§ PROBLEM DETAILS
Which lines contain the word "Résultat"? Return each of them as written.

§ GIVEN ENTRIES
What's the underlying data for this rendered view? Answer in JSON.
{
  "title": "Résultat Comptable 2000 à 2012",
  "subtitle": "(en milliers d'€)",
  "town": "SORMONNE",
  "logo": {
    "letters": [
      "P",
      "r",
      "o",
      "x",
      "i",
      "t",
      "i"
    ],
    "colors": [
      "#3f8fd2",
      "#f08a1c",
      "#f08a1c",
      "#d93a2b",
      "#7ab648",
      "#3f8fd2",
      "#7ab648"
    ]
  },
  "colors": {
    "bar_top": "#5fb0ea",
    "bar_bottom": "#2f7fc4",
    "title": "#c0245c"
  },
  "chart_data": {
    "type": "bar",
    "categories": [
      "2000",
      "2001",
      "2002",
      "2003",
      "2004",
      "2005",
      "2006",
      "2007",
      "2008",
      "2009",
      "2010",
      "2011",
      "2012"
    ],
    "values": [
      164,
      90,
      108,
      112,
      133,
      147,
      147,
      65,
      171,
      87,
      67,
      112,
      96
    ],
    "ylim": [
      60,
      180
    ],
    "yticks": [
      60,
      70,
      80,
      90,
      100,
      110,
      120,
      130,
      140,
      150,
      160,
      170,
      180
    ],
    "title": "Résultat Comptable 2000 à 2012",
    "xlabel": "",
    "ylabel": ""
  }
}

§ FINISHED ANSWER
  "title": "Résultat Comptable 2000 à 2012",
    "title": "Résultat Comptable 2000 à 2012",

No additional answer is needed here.